Excerpted data
********
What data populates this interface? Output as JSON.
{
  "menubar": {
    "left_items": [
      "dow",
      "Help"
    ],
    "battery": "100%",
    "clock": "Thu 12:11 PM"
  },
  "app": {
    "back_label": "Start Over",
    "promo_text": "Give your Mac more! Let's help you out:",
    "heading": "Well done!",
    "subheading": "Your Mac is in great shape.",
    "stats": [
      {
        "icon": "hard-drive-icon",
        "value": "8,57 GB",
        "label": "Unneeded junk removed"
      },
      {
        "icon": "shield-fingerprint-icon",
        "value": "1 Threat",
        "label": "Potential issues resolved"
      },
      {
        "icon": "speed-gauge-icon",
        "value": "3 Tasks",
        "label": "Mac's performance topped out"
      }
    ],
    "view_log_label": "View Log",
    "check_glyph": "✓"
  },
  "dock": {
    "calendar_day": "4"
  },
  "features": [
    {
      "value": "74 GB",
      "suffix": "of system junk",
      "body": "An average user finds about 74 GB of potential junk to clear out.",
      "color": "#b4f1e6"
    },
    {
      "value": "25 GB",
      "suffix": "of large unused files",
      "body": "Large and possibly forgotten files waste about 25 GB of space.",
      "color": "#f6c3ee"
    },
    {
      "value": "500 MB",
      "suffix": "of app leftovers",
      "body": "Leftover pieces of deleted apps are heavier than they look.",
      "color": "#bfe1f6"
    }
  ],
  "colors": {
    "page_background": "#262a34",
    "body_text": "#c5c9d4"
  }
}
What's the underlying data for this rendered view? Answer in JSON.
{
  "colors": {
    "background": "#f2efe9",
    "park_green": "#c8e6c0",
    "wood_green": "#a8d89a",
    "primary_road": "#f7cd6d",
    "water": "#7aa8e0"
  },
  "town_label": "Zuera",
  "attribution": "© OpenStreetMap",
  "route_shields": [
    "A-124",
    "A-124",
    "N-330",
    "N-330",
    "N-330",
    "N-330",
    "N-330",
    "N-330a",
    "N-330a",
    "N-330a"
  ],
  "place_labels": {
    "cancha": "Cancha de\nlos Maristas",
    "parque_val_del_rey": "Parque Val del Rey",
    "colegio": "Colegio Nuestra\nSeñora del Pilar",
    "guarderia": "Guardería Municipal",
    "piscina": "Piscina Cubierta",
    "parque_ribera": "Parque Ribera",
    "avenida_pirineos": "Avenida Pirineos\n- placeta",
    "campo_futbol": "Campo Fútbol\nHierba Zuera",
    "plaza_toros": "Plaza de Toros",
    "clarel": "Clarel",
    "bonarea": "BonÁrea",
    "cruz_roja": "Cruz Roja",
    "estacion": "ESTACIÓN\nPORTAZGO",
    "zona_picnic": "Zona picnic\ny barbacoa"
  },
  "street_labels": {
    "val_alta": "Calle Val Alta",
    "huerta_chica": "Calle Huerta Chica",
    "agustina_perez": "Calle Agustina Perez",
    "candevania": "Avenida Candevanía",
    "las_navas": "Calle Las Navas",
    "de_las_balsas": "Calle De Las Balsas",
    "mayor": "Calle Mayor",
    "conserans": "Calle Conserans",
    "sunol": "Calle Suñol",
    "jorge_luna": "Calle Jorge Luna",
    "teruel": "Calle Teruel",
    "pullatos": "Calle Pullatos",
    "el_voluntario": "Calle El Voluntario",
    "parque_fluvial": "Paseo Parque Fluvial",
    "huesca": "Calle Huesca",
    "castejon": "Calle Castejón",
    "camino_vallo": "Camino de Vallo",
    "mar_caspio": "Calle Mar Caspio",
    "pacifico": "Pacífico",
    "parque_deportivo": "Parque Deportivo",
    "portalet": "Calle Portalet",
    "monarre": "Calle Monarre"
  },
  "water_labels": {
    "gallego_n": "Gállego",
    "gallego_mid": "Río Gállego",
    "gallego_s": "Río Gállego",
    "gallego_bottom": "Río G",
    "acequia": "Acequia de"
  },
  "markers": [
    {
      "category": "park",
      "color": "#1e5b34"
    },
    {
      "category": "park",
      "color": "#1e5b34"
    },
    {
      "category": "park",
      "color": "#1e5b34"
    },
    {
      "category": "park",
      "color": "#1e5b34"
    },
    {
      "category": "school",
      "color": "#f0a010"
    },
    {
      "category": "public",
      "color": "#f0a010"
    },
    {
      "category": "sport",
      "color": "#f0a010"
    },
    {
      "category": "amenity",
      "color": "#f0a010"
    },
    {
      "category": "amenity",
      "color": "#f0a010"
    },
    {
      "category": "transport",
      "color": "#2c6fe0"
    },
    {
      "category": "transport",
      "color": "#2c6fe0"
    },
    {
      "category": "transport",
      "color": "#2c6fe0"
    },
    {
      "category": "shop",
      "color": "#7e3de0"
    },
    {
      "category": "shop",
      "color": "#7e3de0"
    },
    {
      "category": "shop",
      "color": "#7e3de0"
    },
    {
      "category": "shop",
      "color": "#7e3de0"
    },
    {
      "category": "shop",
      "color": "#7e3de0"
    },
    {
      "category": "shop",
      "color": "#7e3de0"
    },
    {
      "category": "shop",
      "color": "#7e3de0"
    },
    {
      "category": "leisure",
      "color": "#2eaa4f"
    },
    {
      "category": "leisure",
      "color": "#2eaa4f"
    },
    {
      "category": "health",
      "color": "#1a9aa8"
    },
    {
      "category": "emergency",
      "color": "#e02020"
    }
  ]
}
********
Instruction
Output an exact copy of each record.

Answer to this problem
What data populates this interface? Output as JSON.
{
  "menubar": {
    "left_items": [
      "dow",
      "Help"
    ],
    "battery": "100%",
    "clock": "Thu 12:11 PM"
  },
  "app": {
    "back_label": "Start Over",
    "promo_text": "Give your Mac more! Let's help you out:",
    "heading": "Well done!",
    "subheading": "Your Mac is in great shape.",
    "stats": [
      {
        "icon": "hard-drive-icon",
        "value": "8,57 GB",
        "label": "Unneeded junk removed"
      },
      {
        "icon": "shield-fingerprint-icon",
        "value": "1 Threat",
        "label": "Potential issues resolved"
      },
      {
        "icon": "speed-gauge-icon",
        "value": "3 Tasks",
        "label": "Mac's performance topped out"
      }
    ],
    "view_log_label": "View Log",
    "check_glyph": "✓"
  },
  "dock": {
    "calendar_day": "4"
  },
  "features": [
    {
      "value": "74 GB",
      "suffix": "of system junk",
      "body": "An average user finds about 74 GB of potential junk to clear out.",
      "color": "#b4f1e6"
    },
    {
      "value": "25 GB",
      "suffix": "of large unused files",
      "body": "Large and possibly forgotten files waste about 25 GB of space.",
      "color": "#f6c3ee"
    },
    {
      "value": "500 MB",
      "suffix": "of app leftovers",
      "body": "Leftover pieces of deleted apps are heavier than they look.",
      "color": "#bfe1f6"
    }
  ],
  "colors": {
    "page_background": "#262a34",
    "body_text": "#c5c9d4"
  }
}
What's the underlying data for this rendered view? Answer in JSON.
{
  "colors": {
    "background": "#f2efe9",
    "park_green": "#c8e6c0",
    "wood_green": "#a8d89a",
    "primary_road": "#f7cd6d",
    "water": "#7aa8e0"
  },
  "town_label": "Zuera",
  "attribution": "© OpenStreetMap",
  "route_shields": [
    "A-124",
    "A-124",
    "N-330",
    "N-330",
    "N-330",
    "N-330",
    "N-330",
    "N-330a",
    "N-330a",
    "N-330a"
  ],
  "place_labels": {
    "cancha": "Cancha de\nlos Maristas",
    "parque_val_del_rey": "Parque Val del Rey",
    "colegio": "Colegio Nuestra\nSeñora del Pilar",
    "guarderia": "Guardería Municipal",
    "piscina": "Piscina Cubierta",
    "parque_ribera": "Parque Ribera",
    "avenida_pirineos": "Avenida Pirineos\n- placeta",
    "campo_futbol": "Campo Fútbol\nHierba Zuera",
    "plaza_toros": "Plaza de Toros",
    "clarel": "Clarel",
    "bonarea": "BonÁrea",
    "cruz_roja": "Cruz Roja",
    "estacion": "ESTACIÓN\nPORTAZGO",
    "zona_picnic": "Zona picnic\ny barbacoa"
  },
  "street_labels": {
    "val_alta": "Calle Val Alta",
    "huerta_chica": "Calle Huerta Chica",
    "agustina_perez": "Calle Agustina Perez",
    "candevania": "Avenida Candevanía",
    "las_navas": "Calle Las Navas",
    "de_las_balsas": "Calle De Las Balsas",
    "mayor": "Calle Mayor",
    "conserans": "Calle Conserans",
    "sunol": "Calle Suñol",
    "jorge_luna": "Calle Jorge Luna",
    "teruel": "Calle Teruel",
    "pullatos": "Calle Pullatos",
    "el_voluntario": "Calle El Voluntario",
    "parque_fluvial": "Paseo Parque Fluvial",
    "huesca": "Calle Huesca",
    "castejon": "Calle Castejón",
    "camino_vallo": "Camino de Vallo",
    "mar_caspio": "Calle Mar Caspio",
    "pacifico": "Pacífico",
    "parque_deportivo": "Parque Deportivo",
    "portalet": "Calle Portalet",
    "monarre": "Calle Monarre"
  },
  "water_labels": {
    "gallego_n": "Gállego",
    "gallego_mid": "Río Gállego",
    "gallego_s": "Río Gállego",
    "gallego_bottom": "Río G",
    "acequia": "Acequia de"
  },
  "markers": [
    {
      "category": "park",
      "color": "#1e5b34"
    },
    {
      "category": "park",
      "color": "#1e5b34"
    },
    {
      "category": "park",
      "color": "#1e5b34"
    },
    {
      "category": "park",
      "color": "#1e5b34"
    },
    {
      "category": "school",
      "color": "#f0a010"
    },
    {
      "category": "public",
      "color": "#f0a010"
    },
    {
      "category": "sport",
      "color": "#f0a010"
    },
    {
      "category": "amenity",
      "color": "#f0a010"
    },
    {
      "category": "amenity",
      "color": "#f0a010"
    },
    {
      "category": "transport",
      "color": "#2c6fe0"
    },
    {
      "category": "transport",
      "color": "#2c6fe0"
    },
    {
      "category": "transport",
      "color": "#2c6fe0"
    },
    {
      "category": "shop",
      "color": "#7e3de0"
    },
    {
      "category": "shop",
      "color": "#7e3de0"
    },
    {
      "category": "shop",
      "color": "#7e3de0"
    },
    {
      "category": "shop",
      "color": "#7e3de0"
    },
    {
      "category": "shop",
      "color": "#7e3de0"
    },
    {
      "category": "shop",
      "color": "#7e3de0"
    },
    {
      "category": "shop",
      "color": "#7e3de0"
    },
    {
      "category": "leisure",
      "color": "#2eaa4f"
    },
    {
      "category": "leisure",
      "color": "#2eaa4f"
    },
    {
      "category": "health",
      "color": "#1a9aa8"
    },
    {
      "category": "emergency",
      "color": "#e02020"
    }
  ]
}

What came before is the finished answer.